Given problem |
Find the lines that contain the word "title" and copy each one.

— begin Raw records —

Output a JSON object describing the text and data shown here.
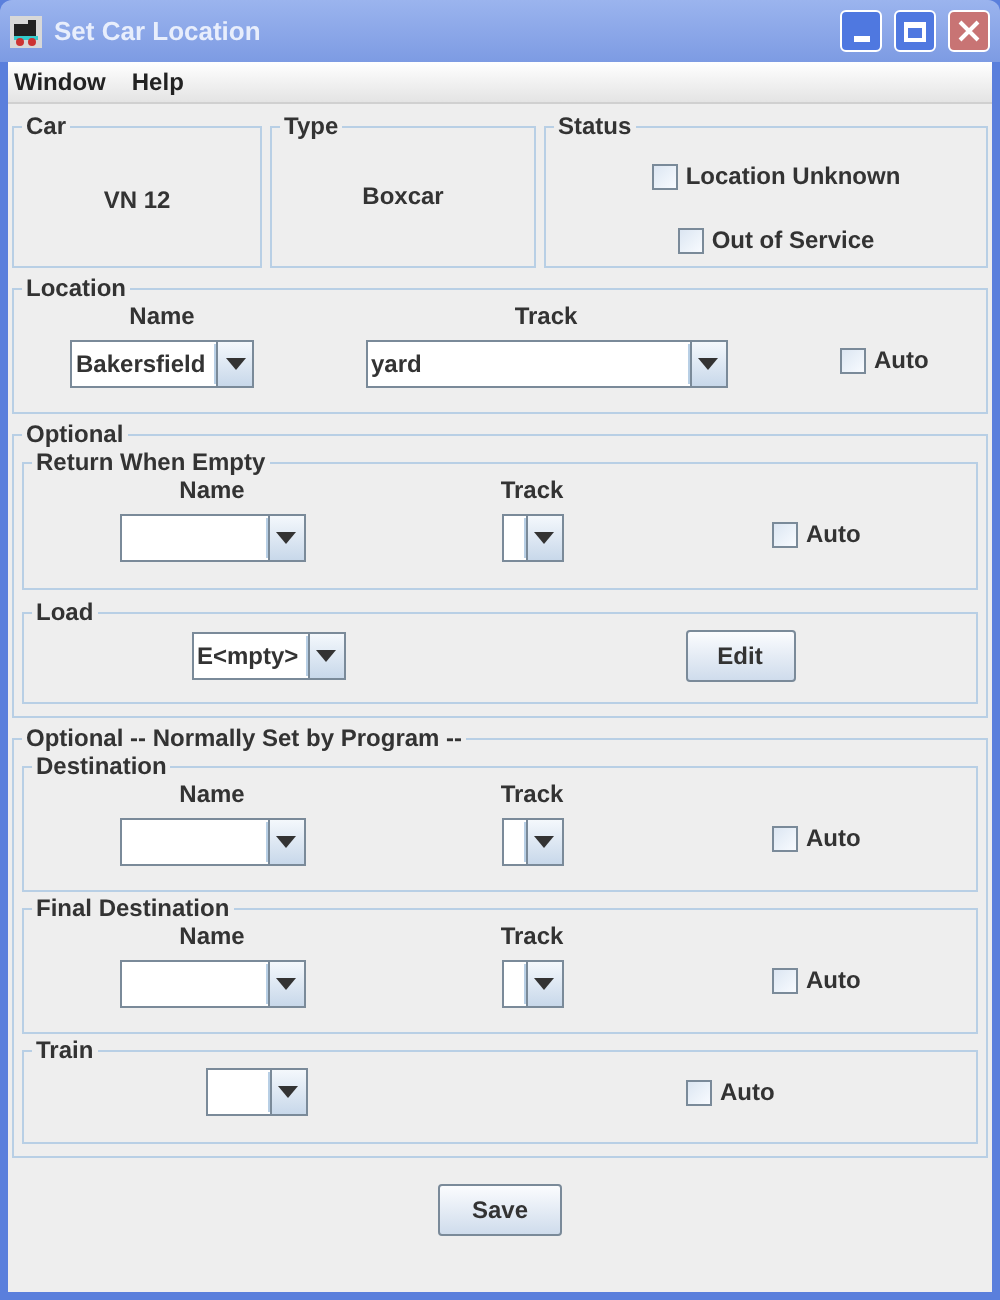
{
  "window": {
    "title": "Set Car Location"
  },
  "menu": [
    "Window",
    "Help"
  ],
  "car": {
    "label": "Car",
    "value": "VN 12"
  },
  "type": {
    "label": "Type",
    "value": "Boxcar"
  },
  "status": {
    "label": "Status",
    "options": [
      {
        "label": "Location Unknown",
        "checked": false
      },
      {
        "label": "Out of Service",
        "checked": false
      }
    ]
  },
  "location": {
    "label": "Location",
    "name_label": "Name",
    "name_value": "Bakersfield",
    "track_label": "Track",
    "track_value": "yard",
    "auto": {
      "label": "Auto",
      "checked": false
    }
  },
  "optional": {
    "label": "Optional",
    "return_when_empty": {
      "label": "Return When Empty",
      "name_label": "Name",
      "track_label": "Track",
      "auto": {
        "label": "Auto",
        "checked": false
      }
    },
    "load": {
      "label": "Load",
      "value": "E<mpty>",
      "edit_button": "Edit"
    }
  },
  "optional_program": {
    "label": "Optional -- Normally Set by Program --",
    "destination": {
      "label": "Destination",
      "name_label": "Name",
      "track_label": "Track",
      "auto": {
        "label": "Auto",
        "checked": false
      }
    },
    "final_destination": {
      "label": "Final Destination",
      "name_label": "Name",
      "track_label": "Track",
      "auto": {
        "label": "Auto",
        "checked": false
      }
    },
    "train": {
      "label": "Train",
      "auto": {
        "label": "Auto",
        "checked": false
      }
    }
  },
  "save_button": "Save"
}
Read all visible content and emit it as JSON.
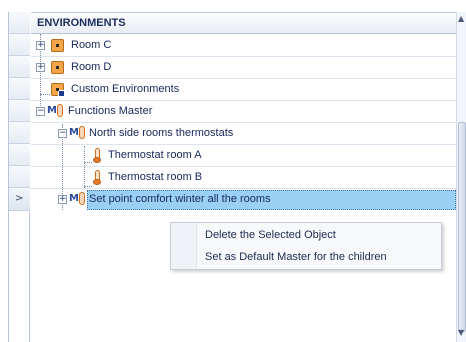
{
  "header": {
    "title": "ENVIRONMENTS"
  },
  "tree": {
    "items": [
      {
        "label": "Room C",
        "icon": "environment-icon",
        "expander": "+"
      },
      {
        "label": "Room D",
        "icon": "environment-icon",
        "expander": "+"
      },
      {
        "label": "Custom Environments",
        "icon": "custom-environment-icon"
      },
      {
        "label": "Functions Master",
        "icon": "functions-master-icon",
        "expander": "−"
      },
      {
        "label": "North side rooms thermostats",
        "icon": "functions-master-icon",
        "expander": "−"
      },
      {
        "label": "Thermostat room A",
        "icon": "thermostat-icon"
      },
      {
        "label": "Thermostat room B",
        "icon": "thermostat-icon"
      },
      {
        "label": "Set point comfort winter all the rooms",
        "icon": "functions-master-icon",
        "expander": "+",
        "selected": true
      }
    ]
  },
  "gutter": {
    "current_row_marker": ">"
  },
  "context_menu": {
    "items": [
      {
        "label": "Delete the Selected Object"
      },
      {
        "label": "Set as Default Master for the children"
      }
    ]
  },
  "scrollbar": {
    "up_glyph": "▲",
    "down_glyph": "▼"
  },
  "colors": {
    "selection": "#9bd0f5",
    "environment_icon": "#f5a54a",
    "thermostat": "#e87c2a",
    "text": "#16285a"
  }
}
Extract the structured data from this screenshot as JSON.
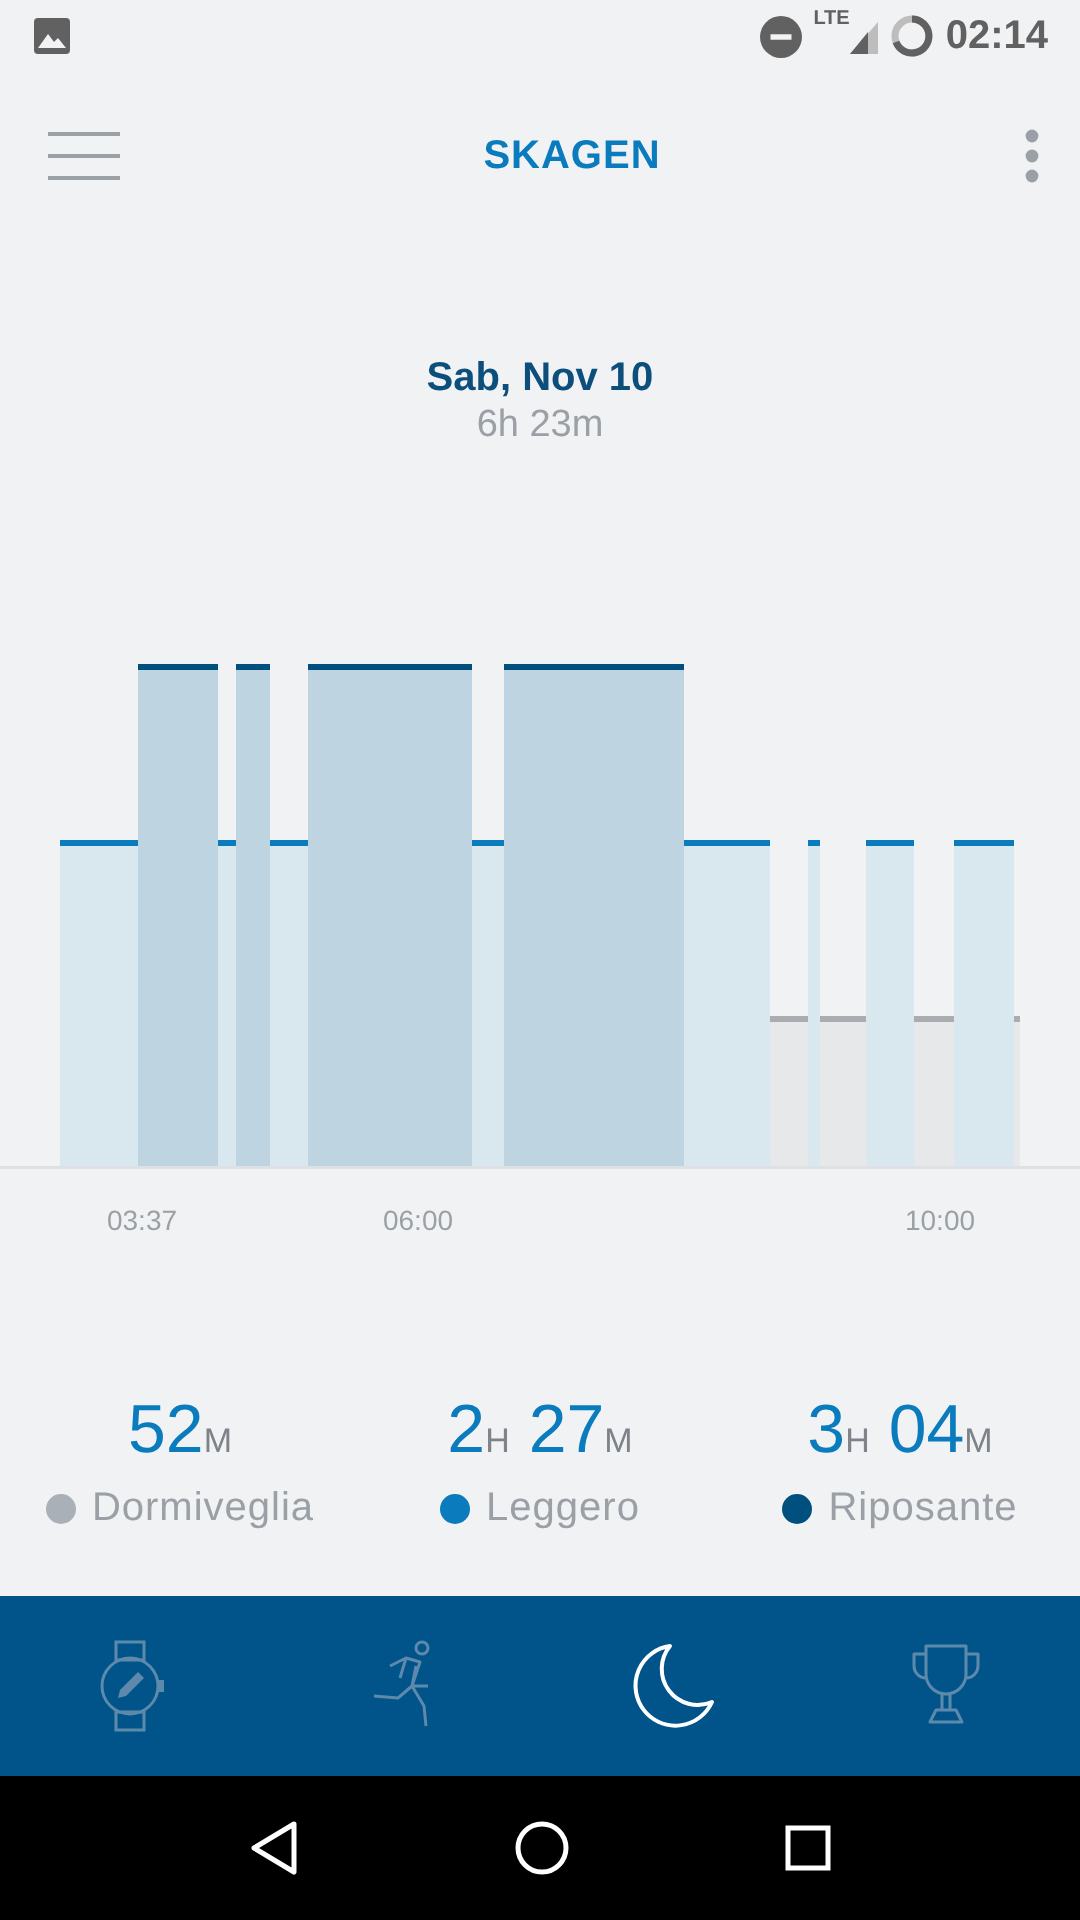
{
  "status_bar": {
    "network": "LTE",
    "time": "02:14"
  },
  "app_bar": {
    "title": "SKAGEN"
  },
  "summary": {
    "date": "Sab, Nov 10",
    "duration": "6h 23m"
  },
  "sleep_chart": {
    "time_labels": [
      "03:37",
      "06:00",
      "10:00"
    ]
  },
  "stats": [
    {
      "value": [
        {
          "text": "52",
          "kind": "number"
        },
        {
          "text": "M",
          "kind": "unit"
        }
      ],
      "label": "Dormiveglia",
      "color": "#aab0b7"
    },
    {
      "value": [
        {
          "text": "2",
          "kind": "number"
        },
        {
          "text": "H",
          "kind": "unit"
        },
        {
          "text": " 27",
          "kind": "number"
        },
        {
          "text": "M",
          "kind": "unit"
        }
      ],
      "label": "Leggero",
      "color": "#0a7bbd"
    },
    {
      "value": [
        {
          "text": "3",
          "kind": "number"
        },
        {
          "text": "H",
          "kind": "unit"
        },
        {
          "text": " 04",
          "kind": "number"
        },
        {
          "text": "M",
          "kind": "unit"
        }
      ],
      "label": "Riposante",
      "color": "#00507f"
    }
  ],
  "bottom_nav": [
    {
      "kind": "watch",
      "selected": false
    },
    {
      "kind": "runner",
      "selected": false
    },
    {
      "kind": "moon",
      "selected": true
    },
    {
      "kind": "trophy",
      "selected": false
    }
  ]
}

— end Raw records —

Expected answer |
    "title": "Set Car Location"
    "title": "ENVIRONMENTS"
    "title": "SKAGEN"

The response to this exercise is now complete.